**Text block:**
Read from February 25 to March 11, 2012

After the success of his debut, Think of a Number, John Verdon serves up another clever thriller with Shut Your Eyes Tight. A young woman is beheaded on her wedding day. All signs point to the crime having been committed by a migrant worker employed by the victim’s wealthy fiancée—but then there’s the placement of the murder weapon, the school for sexual deviants, and the Sardinian crime family . . .

There are elements of the closed room mystery in Shut Your Eyes Tight, as Gurney tries to figure out how the killer left the crime scene without being spotted by any of the guests or cameras at the wedding, but it soon becomes clear that the resolution to the murder has its
roots in the past—a twisted, sordid past, naturally.

As I’ve mentioned before, I’m a sucker for such crime thrillers, the kind that dig deep into the characters’ pasts to rectify an ongoing wrong. It’s why I love Jonathan Kellerman’s work, he’s a master at the moving forward by hunting backwards formula. And in fact, Shut Your Eyes Tight often reminded me of some of Kellerman’s titles. This is both good and bad, compliment and criticism, given that, while reading Verdon’s latest, I’d find myself missing Alex and Milo rather than forming attachments to Gurney and his fellow psycho hunters.

This is a minor criticism though, one that, as mentioned, can also serve as praise, but I did have one major beef with Shut Your Eyes Tight, and it’s one I’d had with Verdon’s debut as well: Madeleine, Gurney’s wife, continues to irritate the holy hell out of me. She is a singularly unlikable character, humourless, critical, passive-aggressive, dull, so certain that her way of enjoying life is the best way—I could go on. My biggest hope is that she’ll just divorce Gurney and call it a day so that we can all be rid of her.

For now, I would read a third Gurney novel but, if Madeleine remains a significant player, and isn’t developed beyond being some holier-than-thou thorn in Gurney’s (and the reader’s) side, I’ll likely give up on Verdon and stick to Kellerman.

Okay—(breathe, Andre)—Madeleine aside, Shut Your Eyes Tight, like its predecessor, is a solid read, written with confidence and enlivened with (mostly) interesting characters and well-executed twists. I do recommend it, especially for fans of Kellerman’s who’ve run out of Alex and Milo adventures to read, but time—and future titles—will tell if Madeleine will succeed in chasing Gurney away from his passions, and me away from Verdon’s work.

**Tasks to complete:**
• a. In the book review, what happens to the young woman on her wedding day?
• b. Swap "the killer" for "the murderer" in the book review, starting with "There are elements" and going on through "fellow psycho hunters.".

**Source data:**
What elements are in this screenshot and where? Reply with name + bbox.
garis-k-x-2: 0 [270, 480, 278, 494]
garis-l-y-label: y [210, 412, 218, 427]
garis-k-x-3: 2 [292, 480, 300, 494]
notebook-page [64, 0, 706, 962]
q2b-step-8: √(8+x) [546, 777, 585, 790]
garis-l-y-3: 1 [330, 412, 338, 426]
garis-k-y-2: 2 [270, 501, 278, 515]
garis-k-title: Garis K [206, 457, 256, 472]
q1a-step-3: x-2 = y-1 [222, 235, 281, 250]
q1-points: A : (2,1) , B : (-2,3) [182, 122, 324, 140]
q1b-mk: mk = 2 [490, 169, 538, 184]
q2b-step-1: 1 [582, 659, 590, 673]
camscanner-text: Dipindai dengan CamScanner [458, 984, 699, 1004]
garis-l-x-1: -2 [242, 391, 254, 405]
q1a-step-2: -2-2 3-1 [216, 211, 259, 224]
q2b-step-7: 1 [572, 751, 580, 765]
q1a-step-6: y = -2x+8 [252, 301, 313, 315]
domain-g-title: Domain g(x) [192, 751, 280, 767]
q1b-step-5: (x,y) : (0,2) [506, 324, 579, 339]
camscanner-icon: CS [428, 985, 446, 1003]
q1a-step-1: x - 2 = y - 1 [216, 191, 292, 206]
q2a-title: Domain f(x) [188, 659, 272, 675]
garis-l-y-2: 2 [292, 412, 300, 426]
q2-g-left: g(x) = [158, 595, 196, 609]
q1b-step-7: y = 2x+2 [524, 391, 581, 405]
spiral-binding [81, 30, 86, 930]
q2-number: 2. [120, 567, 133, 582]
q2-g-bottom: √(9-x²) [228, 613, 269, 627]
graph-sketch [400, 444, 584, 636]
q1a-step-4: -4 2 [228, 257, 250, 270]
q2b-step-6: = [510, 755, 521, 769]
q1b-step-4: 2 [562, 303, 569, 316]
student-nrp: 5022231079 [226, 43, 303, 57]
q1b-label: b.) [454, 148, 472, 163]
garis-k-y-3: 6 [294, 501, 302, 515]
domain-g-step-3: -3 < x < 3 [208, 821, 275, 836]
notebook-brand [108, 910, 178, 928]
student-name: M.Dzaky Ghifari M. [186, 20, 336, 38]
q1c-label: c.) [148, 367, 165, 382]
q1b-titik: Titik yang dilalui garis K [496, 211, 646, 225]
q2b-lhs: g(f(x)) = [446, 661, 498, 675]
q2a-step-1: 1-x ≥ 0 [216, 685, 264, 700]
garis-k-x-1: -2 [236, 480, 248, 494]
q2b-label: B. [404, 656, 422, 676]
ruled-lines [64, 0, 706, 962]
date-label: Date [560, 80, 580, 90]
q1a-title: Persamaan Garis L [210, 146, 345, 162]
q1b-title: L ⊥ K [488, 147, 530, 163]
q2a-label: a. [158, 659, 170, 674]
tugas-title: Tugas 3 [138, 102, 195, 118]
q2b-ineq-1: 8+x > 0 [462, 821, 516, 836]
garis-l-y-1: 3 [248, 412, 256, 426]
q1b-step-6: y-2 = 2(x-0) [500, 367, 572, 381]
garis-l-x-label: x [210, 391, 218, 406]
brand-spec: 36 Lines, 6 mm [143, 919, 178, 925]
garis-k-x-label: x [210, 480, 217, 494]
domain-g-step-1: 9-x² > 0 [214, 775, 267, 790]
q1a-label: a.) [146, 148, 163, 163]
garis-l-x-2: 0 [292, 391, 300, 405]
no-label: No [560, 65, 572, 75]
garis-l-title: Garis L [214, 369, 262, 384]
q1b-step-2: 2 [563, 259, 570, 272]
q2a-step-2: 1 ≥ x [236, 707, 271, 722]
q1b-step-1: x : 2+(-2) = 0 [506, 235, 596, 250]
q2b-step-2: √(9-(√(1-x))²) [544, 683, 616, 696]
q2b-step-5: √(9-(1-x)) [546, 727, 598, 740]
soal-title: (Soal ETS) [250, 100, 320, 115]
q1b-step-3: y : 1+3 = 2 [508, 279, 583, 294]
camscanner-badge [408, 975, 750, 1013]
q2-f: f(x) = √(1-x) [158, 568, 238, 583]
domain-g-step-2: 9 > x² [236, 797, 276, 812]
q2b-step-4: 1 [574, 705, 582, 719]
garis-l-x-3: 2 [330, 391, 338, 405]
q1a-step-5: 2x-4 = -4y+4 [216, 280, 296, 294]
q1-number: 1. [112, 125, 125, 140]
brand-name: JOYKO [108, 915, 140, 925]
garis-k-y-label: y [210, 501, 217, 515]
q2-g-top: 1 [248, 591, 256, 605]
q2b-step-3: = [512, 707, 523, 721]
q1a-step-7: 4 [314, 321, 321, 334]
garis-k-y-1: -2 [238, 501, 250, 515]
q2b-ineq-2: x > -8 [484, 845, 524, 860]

**Exercise answers:**
• a. She is beheaded.

• b.
There are elements of the closed room mystery in Shut Your Eyes Tight, as Gurney tries to figure out how the murderer left the crime scene without being spotted by any of the guests or cameras at the wedding, but it soon becomes clear that the resolution to the murder has its
roots in the past—a twisted, sordid past, naturally.

As I’ve mentioned before, I’m a sucker for such crime thrillers, the kind that dig deep into the characters’ pasts to rectify an ongoing wrong. It’s why I love Jonathan Kellerman’s work, he’s a master at the moving forward by hunting backwards formula. And in fact, Shut Your Eyes Tight often reminded me of some of Kellerman’s titles. This is both good and bad, compliment and criticism, given that, while reading Verdon’s latest, I’d find myself missing Alex and Milo rather than forming attachments to Gurney and his fellow psycho hunters.